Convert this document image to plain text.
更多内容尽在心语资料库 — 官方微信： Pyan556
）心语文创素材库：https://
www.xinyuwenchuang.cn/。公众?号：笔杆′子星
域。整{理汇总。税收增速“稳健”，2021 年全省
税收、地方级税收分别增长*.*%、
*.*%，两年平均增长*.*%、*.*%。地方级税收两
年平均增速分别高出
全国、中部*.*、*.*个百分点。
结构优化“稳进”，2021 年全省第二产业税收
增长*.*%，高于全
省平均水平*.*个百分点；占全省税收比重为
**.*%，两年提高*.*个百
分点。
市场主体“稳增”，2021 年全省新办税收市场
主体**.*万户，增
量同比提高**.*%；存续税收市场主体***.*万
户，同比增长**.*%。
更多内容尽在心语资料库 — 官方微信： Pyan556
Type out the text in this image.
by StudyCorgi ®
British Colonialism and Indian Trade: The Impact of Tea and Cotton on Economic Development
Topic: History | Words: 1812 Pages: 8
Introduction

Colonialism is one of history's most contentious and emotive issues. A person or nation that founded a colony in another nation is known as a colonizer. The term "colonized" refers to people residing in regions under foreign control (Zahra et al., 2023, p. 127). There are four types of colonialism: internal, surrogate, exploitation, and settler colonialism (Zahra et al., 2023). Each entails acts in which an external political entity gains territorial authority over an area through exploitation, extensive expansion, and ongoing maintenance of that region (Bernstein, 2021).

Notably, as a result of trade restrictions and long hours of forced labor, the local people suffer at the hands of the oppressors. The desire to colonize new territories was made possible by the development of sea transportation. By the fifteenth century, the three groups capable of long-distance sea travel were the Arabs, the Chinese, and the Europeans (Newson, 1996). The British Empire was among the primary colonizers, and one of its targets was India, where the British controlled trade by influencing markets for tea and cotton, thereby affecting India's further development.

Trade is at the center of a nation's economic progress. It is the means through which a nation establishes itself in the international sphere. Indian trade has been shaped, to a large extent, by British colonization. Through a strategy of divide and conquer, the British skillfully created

* * * * * * *

WHAT TO DO:
Return each line where "this" shows up.

THE REPLY:
Convert this document image to plain text.
Type out the text in this image.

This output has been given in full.